(Items from a dataset)
--------------------------------------------------
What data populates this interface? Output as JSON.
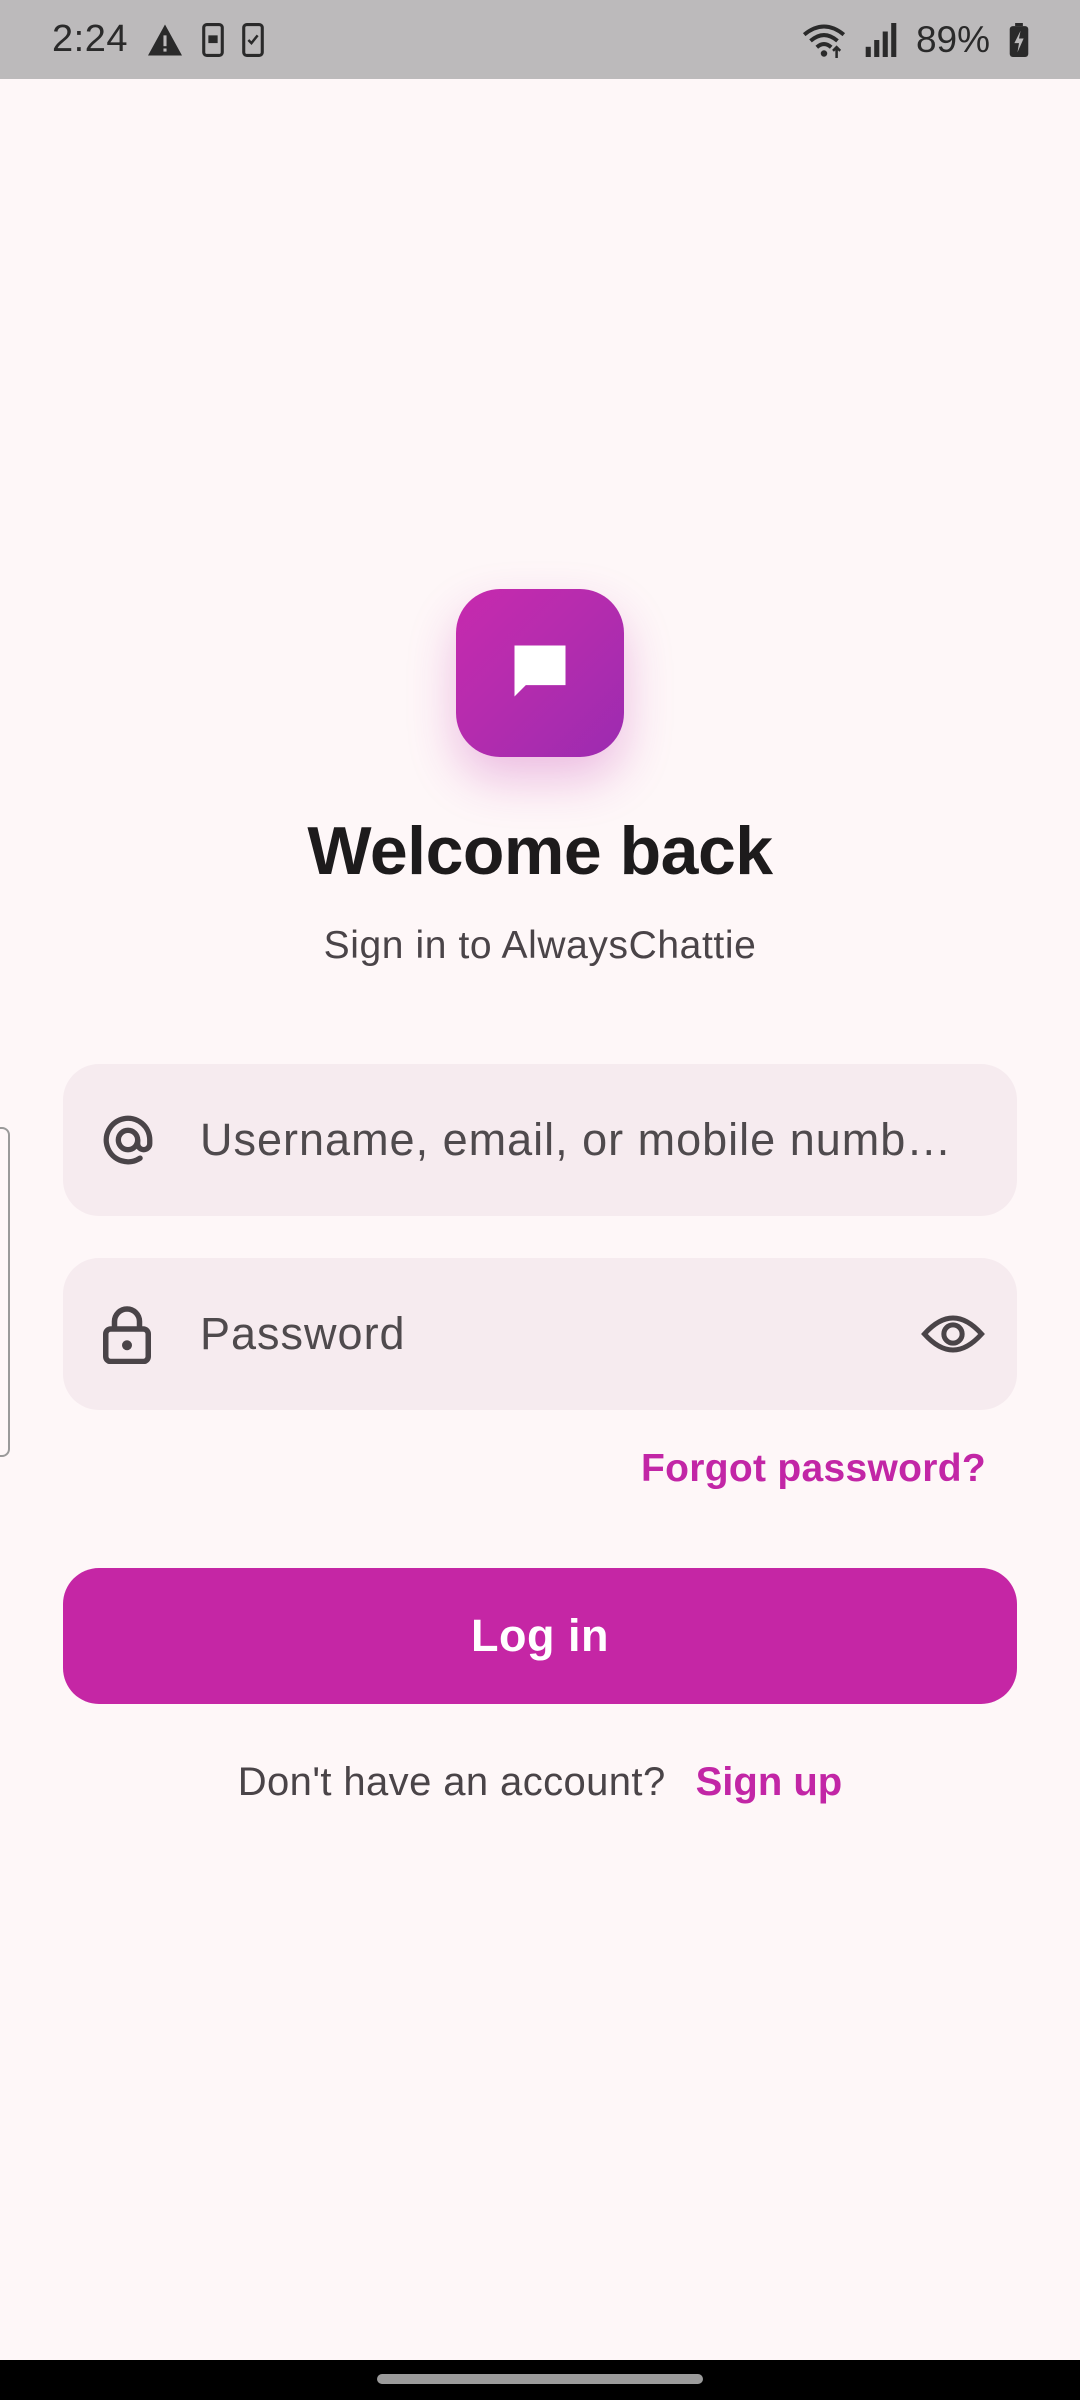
{
  "status_bar": {
    "time": "2:24",
    "battery_percent": "89%",
    "icons": [
      "warning-icon",
      "phone-notification-icon",
      "phone-check-icon",
      "wifi-icon",
      "signal-icon",
      "battery-charging-icon"
    ]
  },
  "app": {
    "logo_icon": "chat-bubble-icon",
    "title": "Welcome back",
    "subtitle": "Sign in to AlwaysChattie"
  },
  "form": {
    "username": {
      "icon": "at-sign-icon",
      "value": "",
      "placeholder": "Username, email, or mobile numb…"
    },
    "password": {
      "icon": "lock-icon",
      "value": "",
      "placeholder": "Password",
      "toggle_icon": "eye-icon"
    },
    "forgot_label": "Forgot password?",
    "login_label": "Log in"
  },
  "signup": {
    "prompt": "Don't have an account?",
    "link": "Sign up"
  },
  "colors": {
    "background": "#FEF7F8",
    "accent": "#C526A5",
    "field_bg": "#F6EBEF",
    "status_bar_bg": "#BCBABB"
  }
}
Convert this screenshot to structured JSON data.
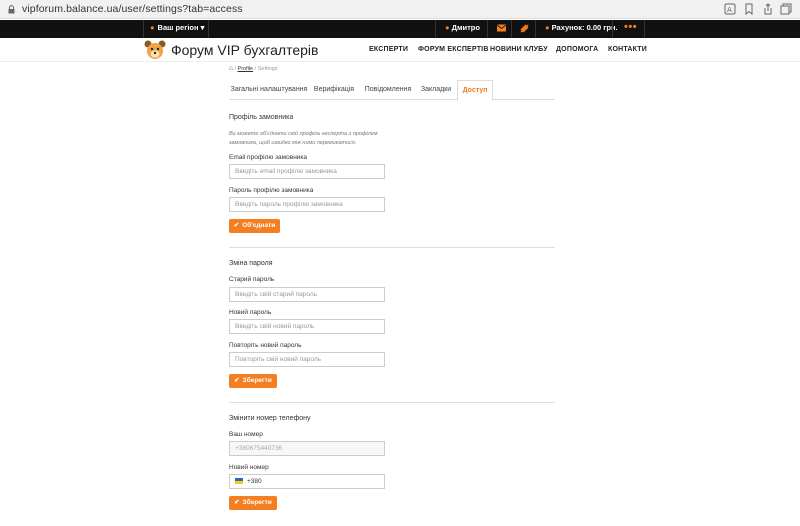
{
  "browser": {
    "url": "vipforum.balance.ua/user/settings?tab=access"
  },
  "topbar": {
    "region_label": "Ваш регіон",
    "user_name": "Дмитро",
    "account_label": "Рахунок: 0.00 грн.",
    "more": "•••"
  },
  "header": {
    "brand": "Форум VIP бухгалтерів",
    "nav": [
      "ЕКСПЕРТИ",
      "ФОРУМ ЕКСПЕРТІВ",
      "НОВИНИ КЛУБУ",
      "ДОПОМОГА",
      "КОНТАКТИ"
    ]
  },
  "breadcrumb": {
    "profile": "Profile",
    "separator": "/",
    "current": "Settings"
  },
  "tabs": [
    "Загальні налаштування",
    "Верифікація",
    "Повідомлення",
    "Закладки",
    "Доступ"
  ],
  "active_tab": "Доступ",
  "customer_profile": {
    "title": "Профіль замовника",
    "note": "Ви можете об'єднати свій профіль експерта з профілем замовника, щоб швидко між ними перемикатися.",
    "email_label": "Email профілю замовника",
    "email_placeholder": "Введіть email профілю замовника",
    "password_label": "Пароль профілю замовника",
    "password_placeholder": "Введіть пароль профілю замовника",
    "button": "Об'єднати"
  },
  "change_password": {
    "title": "Зміна пароля",
    "old_label": "Старий пароль",
    "old_placeholder": "Введіть свій старий пароль",
    "new_label": "Новий пароль",
    "new_placeholder": "Введіть свій новий пароль",
    "repeat_label": "Повторіть новий пароль",
    "repeat_placeholder": "Повторіть свій новий пароль",
    "button": "Зберегти"
  },
  "change_phone": {
    "title": "Змінити номер телефону",
    "current_label": "Ваш номер",
    "current_value": "+380675440736",
    "new_label": "Новий номер",
    "new_value": "+380",
    "button": "Зберегти"
  },
  "colors": {
    "accent": "#f47e20",
    "topbar": "#111111"
  }
}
--------------------------------------------------
=== Stated task ===
Give all the entries again exactly, dropping each picture.

=== Reply to the task ===
What data populates this interface? Output as JSON.
{
  "status_bar": {
    "time": "2:24",
    "battery_percent": "89%",
    "icons": [
      "warning-icon",
      "phone-notification-icon",
      "phone-check-icon",
      "wifi-icon",
      "signal-icon",
      "battery-charging-icon"
    ]
  },
  "app": {
    "logo_icon": "chat-bubble-icon",
    "title": "Welcome back",
    "subtitle": "Sign in to AlwaysChattie"
  },
  "form": {
    "username": {
      "icon": "at-sign-icon",
      "value": "",
      "placeholder": "Username, email, or mobile numb…"
    },
    "password": {
      "icon": "lock-icon",
      "value": "",
      "placeholder": "Password",
      "toggle_icon": "eye-icon"
    },
    "forgot_label": "Forgot password?",
    "login_label": "Log in"
  },
  "signup": {
    "prompt": "Don't have an account?",
    "link": "Sign up"
  },
  "colors": {
    "background": "#FEF7F8",
    "accent": "#C526A5",
    "field_bg": "#F6EBEF",
    "status_bar_bg": "#BCBABB"
  }
}
Convert this screenshot to structured JSON data.
{
  "browser": {
    "url": "vipforum.balance.ua/user/settings?tab=access"
  },
  "topbar": {
    "region_label": "Ваш регіон",
    "user_name": "Дмитро",
    "account_label": "Рахунок: 0.00 грн.",
    "more": "•••"
  },
  "header": {
    "brand": "Форум VIP бухгалтерів",
    "nav": [
      "ЕКСПЕРТИ",
      "ФОРУМ ЕКСПЕРТІВ",
      "НОВИНИ КЛУБУ",
      "ДОПОМОГА",
      "КОНТАКТИ"
    ]
  },
  "breadcrumb": {
    "profile": "Profile",
    "separator": "/",
    "current": "Settings"
  },
  "tabs": [
    "Загальні налаштування",
    "Верифікація",
    "Повідомлення",
    "Закладки",
    "Доступ"
  ],
  "active_tab": "Доступ",
  "customer_profile": {
    "title": "Профіль замовника",
    "note": "Ви можете об'єднати свій профіль експерта з профілем замовника, щоб швидко між ними перемикатися.",
    "email_label": "Email профілю замовника",
    "email_placeholder": "Введіть email профілю замовника",
    "password_label": "Пароль профілю замовника",
    "password_placeholder": "Введіть пароль профілю замовника",
    "button": "Об'єднати"
  },
  "change_password": {
    "title": "Зміна пароля",
    "old_label": "Старий пароль",
    "old_placeholder": "Введіть свій старий пароль",
    "new_label": "Новий пароль",
    "new_placeholder": "Введіть свій новий пароль",
    "repeat_label": "Повторіть новий пароль",
    "repeat_placeholder": "Повторіть свій новий пароль",
    "button": "Зберегти"
  },
  "change_phone": {
    "title": "Змінити номер телефону",
    "current_label": "Ваш номер",
    "current_value": "+380675440736",
    "new_label": "Новий номер",
    "new_value": "+380",
    "button": "Зберегти"
  },
  "colors": {
    "accent": "#f47e20",
    "topbar": "#111111"
  }
}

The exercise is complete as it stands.